Answer with one number only: the number of lines that include the word "County".

[Begin DATASET CONTENT]

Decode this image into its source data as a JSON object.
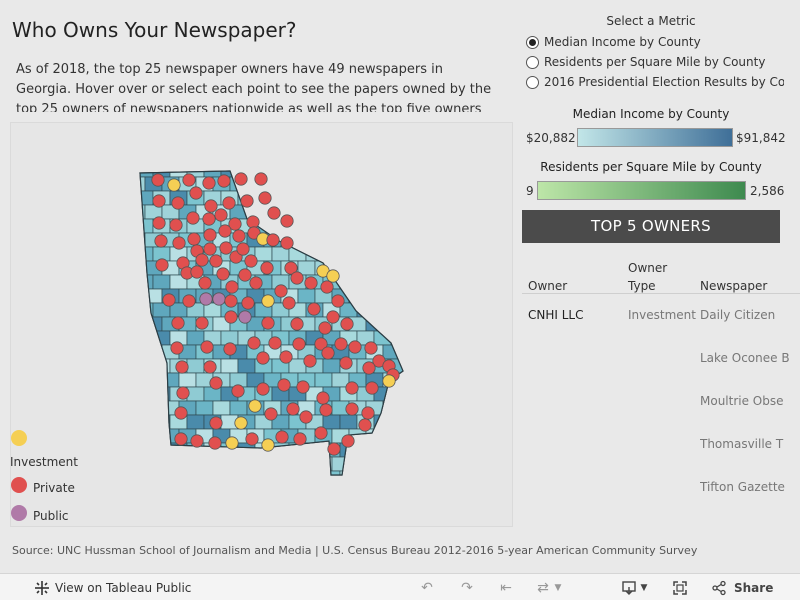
{
  "title": "Who Owns Your Newspaper?",
  "description": "As of 2018, the top 25 newspaper owners have 49 newspapers in Georgia. Hover over or select each point to see the papers owned by the top 25 owners of newspapers nationwide as well as the top five owners of newspapers in the",
  "legend": {
    "items": [
      {
        "label": "Investment",
        "color": "#f5cf54"
      },
      {
        "label": "Private",
        "color": "#e0504f"
      },
      {
        "label": "Public",
        "color": "#b07aa8"
      }
    ]
  },
  "metric_selector": {
    "title": "Select a Metric",
    "options": [
      {
        "label": "Median Income by County",
        "selected": true
      },
      {
        "label": "Residents per Square Mile by County",
        "selected": false
      },
      {
        "label": "2016 Presidential Election Results by Co...",
        "selected": false
      }
    ]
  },
  "income_scale": {
    "title": "Median Income by County",
    "min": "$20,882",
    "max": "$91,842",
    "color_low": "#c2e6e8",
    "color_high": "#3f6f98"
  },
  "density_scale": {
    "title": "Residents per Square Mile by County",
    "min": "9",
    "max": "2,586",
    "color_low": "#bde6a8",
    "color_high": "#3e8a4f"
  },
  "top5": {
    "title": "TOP 5 OWNERS",
    "headers": {
      "owner": "Owner",
      "owner_type": "Owner Type",
      "newspaper": "Newspaper"
    },
    "rows": [
      {
        "owner": "CNHI LLC",
        "owner_type": "Investment",
        "papers": [
          "Daily Citizen",
          "Lake Oconee B",
          "Moultrie Obse",
          "Thomasville T",
          "Tifton Gazette"
        ]
      }
    ]
  },
  "source": "Source: UNC Hussman School of Journalism and Media  |  U.S. Census Bureau 2012-2016 5-year American Community Survey",
  "toolbar": {
    "view_label": "View on Tableau Public",
    "share_label": "Share"
  }
}
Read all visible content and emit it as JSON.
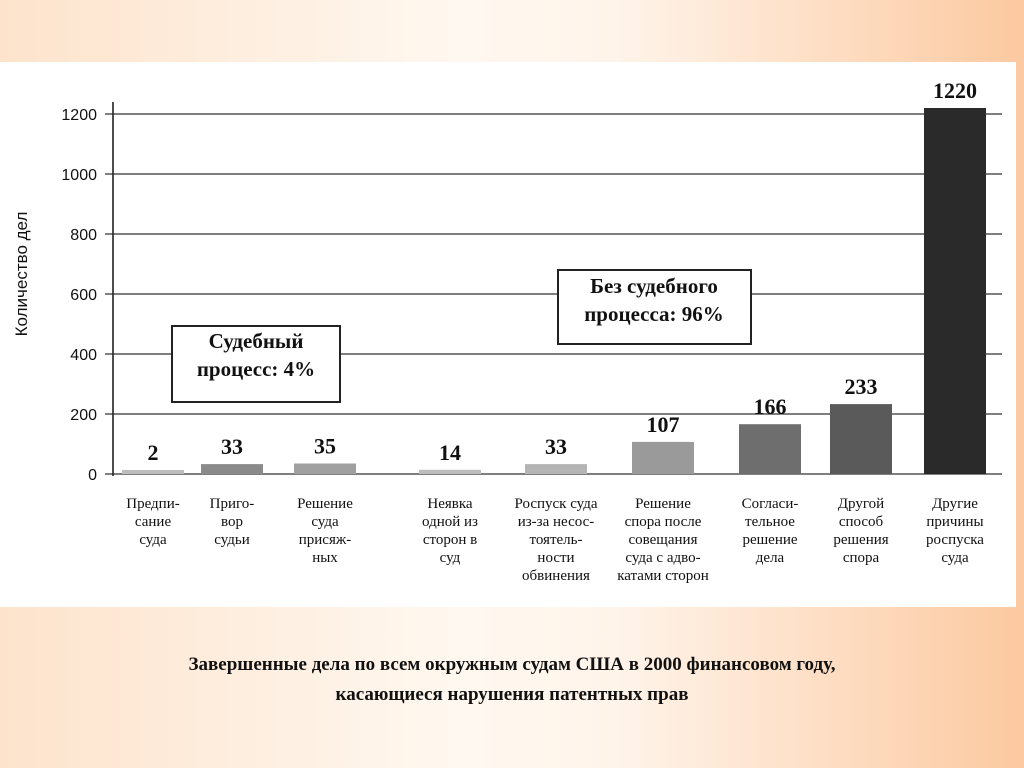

[End DATASET CONTENT]

WRITTEN RESPONSE: 4